**Exercise goal**
Answer with a single number: the count of lines that hold "while".

--- Begin ---

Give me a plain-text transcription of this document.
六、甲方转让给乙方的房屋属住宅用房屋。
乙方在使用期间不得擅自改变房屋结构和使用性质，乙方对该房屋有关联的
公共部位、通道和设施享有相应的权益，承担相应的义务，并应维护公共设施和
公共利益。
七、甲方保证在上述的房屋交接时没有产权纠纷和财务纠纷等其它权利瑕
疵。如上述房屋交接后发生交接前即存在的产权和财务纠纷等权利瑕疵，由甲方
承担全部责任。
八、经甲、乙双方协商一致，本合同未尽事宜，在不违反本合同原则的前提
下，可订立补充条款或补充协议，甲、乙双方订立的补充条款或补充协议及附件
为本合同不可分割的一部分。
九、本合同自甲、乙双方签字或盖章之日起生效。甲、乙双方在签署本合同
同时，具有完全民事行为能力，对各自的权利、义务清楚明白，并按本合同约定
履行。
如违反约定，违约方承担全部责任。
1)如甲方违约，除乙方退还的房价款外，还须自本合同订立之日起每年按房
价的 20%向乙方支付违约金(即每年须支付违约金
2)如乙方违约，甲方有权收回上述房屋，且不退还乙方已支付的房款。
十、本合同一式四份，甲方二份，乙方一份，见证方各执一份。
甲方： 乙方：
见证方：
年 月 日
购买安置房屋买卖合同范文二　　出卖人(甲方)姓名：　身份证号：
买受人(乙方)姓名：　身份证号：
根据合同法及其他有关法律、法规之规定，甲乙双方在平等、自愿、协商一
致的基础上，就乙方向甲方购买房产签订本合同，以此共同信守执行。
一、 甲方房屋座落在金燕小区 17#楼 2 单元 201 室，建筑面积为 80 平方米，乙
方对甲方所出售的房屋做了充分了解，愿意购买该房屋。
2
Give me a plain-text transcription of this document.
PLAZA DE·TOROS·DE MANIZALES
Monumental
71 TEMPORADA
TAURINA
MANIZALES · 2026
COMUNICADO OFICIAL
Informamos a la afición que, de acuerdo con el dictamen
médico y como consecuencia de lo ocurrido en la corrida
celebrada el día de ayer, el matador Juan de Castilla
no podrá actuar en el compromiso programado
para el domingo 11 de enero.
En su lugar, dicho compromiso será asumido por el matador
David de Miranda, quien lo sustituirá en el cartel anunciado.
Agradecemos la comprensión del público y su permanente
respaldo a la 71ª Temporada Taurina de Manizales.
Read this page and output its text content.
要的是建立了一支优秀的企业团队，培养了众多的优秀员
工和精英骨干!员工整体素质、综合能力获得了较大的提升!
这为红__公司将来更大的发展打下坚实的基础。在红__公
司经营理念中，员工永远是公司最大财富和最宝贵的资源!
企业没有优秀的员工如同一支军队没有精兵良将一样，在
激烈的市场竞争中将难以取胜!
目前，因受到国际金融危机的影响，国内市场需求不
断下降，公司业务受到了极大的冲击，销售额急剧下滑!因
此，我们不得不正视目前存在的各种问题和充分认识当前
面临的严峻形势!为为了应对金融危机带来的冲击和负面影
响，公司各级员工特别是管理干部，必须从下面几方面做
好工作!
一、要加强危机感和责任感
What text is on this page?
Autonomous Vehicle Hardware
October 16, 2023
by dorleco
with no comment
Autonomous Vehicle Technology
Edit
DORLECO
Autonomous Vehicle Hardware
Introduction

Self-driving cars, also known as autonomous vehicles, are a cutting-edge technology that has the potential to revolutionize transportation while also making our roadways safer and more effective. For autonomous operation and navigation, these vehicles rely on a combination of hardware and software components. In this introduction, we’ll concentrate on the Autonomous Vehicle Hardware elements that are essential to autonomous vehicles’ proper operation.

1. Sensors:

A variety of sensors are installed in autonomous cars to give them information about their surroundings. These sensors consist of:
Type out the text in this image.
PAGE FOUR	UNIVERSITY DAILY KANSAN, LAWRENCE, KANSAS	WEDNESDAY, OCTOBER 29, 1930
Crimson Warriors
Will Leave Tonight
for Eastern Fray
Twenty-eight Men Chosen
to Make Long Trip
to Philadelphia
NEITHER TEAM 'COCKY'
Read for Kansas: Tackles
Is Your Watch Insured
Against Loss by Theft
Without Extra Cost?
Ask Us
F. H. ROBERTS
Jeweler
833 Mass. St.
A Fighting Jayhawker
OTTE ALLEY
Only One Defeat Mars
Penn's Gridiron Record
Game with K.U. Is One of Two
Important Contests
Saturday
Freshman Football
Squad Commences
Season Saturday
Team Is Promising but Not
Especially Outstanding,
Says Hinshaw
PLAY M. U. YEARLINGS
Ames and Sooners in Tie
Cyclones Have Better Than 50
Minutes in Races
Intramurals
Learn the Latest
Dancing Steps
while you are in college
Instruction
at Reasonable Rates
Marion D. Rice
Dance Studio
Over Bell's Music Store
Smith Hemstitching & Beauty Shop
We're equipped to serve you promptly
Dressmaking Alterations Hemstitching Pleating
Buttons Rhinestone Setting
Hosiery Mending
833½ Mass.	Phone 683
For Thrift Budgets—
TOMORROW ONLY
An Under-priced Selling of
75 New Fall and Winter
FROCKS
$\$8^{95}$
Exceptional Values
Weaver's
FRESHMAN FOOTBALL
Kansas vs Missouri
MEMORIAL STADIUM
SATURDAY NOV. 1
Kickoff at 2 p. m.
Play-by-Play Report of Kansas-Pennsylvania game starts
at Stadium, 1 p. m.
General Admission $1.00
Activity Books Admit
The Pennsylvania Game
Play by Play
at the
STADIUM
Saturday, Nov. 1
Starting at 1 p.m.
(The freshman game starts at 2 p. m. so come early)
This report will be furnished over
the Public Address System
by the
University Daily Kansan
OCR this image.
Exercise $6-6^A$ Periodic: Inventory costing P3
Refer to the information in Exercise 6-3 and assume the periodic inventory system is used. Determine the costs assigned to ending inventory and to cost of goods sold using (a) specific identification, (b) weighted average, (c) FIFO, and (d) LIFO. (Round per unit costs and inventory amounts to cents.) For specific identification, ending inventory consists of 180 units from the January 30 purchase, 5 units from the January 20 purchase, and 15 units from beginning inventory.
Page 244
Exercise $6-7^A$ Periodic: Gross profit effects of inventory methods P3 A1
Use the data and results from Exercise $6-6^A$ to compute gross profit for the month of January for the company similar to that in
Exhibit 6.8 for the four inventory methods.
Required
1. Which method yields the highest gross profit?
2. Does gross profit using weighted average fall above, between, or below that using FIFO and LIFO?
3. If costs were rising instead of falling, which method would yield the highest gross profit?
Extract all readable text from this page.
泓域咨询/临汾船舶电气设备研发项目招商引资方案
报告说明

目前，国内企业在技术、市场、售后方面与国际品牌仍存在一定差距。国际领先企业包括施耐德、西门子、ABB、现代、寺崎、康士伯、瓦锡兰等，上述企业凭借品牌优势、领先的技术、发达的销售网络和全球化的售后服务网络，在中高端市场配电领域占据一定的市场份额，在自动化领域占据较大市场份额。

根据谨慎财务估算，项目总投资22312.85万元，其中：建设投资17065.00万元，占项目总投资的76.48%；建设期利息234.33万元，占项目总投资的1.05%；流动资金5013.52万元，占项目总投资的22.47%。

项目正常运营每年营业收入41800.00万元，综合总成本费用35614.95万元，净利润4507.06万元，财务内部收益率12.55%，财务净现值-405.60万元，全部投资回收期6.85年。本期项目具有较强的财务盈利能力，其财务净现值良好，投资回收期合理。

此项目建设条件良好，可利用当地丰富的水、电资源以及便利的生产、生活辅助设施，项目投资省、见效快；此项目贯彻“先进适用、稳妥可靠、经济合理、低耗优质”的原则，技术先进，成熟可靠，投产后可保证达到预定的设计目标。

--- End ---

**Response for this exercise**
2